## SET PROBLEM
Copy out the listing exactly.

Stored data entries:
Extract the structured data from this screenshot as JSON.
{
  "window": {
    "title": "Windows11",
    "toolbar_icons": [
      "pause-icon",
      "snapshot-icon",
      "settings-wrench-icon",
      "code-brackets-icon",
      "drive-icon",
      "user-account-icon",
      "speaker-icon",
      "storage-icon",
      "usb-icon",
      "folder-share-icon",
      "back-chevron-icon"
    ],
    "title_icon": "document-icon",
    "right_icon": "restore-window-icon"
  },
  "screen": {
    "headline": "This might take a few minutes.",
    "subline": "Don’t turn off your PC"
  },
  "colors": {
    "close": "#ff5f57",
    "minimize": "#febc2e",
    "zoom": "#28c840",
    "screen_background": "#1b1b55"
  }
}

## SOLVED EXERCISE
Extract the structured data from this screenshot as JSON.
{
  "window": {
    "title": "Windows11",
    "toolbar_icons": [
      "pause-icon",
      "snapshot-icon",
      "settings-wrench-icon",
      "code-brackets-icon",
      "drive-icon",
      "user-account-icon",
      "speaker-icon",
      "storage-icon",
      "usb-icon",
      "folder-share-icon",
      "back-chevron-icon"
    ],
    "title_icon": "document-icon",
    "right_icon": "restore-window-icon"
  },
  "screen": {
    "headline": "This might take a few minutes.",
    "subline": "Don’t turn off your PC"
  },
  "colors": {
    "close": "#ff5f57",
    "minimize": "#febc2e",
    "zoom": "#28c840",
    "screen_background": "#1b1b55"
  }
}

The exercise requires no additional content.